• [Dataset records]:
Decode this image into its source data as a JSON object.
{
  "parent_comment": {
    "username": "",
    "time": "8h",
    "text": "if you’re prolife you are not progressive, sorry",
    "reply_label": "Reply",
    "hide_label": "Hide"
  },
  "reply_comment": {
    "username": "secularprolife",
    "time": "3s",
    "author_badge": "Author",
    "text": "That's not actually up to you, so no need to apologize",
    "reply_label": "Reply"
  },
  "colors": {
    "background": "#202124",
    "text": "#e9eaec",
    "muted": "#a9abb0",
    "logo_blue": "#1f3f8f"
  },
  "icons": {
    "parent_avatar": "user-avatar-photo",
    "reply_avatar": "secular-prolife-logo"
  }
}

• [Stated goal]: Print the records above exactly as they appear.

• [Full answer]:
Decode this image into its source data as a JSON object.
{
  "parent_comment": {
    "username": "",
    "time": "8h",
    "text": "if you’re prolife you are not progressive, sorry",
    "reply_label": "Reply",
    "hide_label": "Hide"
  },
  "reply_comment": {
    "username": "secularprolife",
    "time": "3s",
    "author_badge": "Author",
    "text": "That's not actually up to you, so no need to apologize",
    "reply_label": "Reply"
  },
  "colors": {
    "background": "#202124",
    "text": "#e9eaec",
    "muted": "#a9abb0",
    "logo_blue": "#1f3f8f"
  },
  "icons": {
    "parent_avatar": "user-avatar-photo",
    "reply_avatar": "secular-prolife-logo"
  }
}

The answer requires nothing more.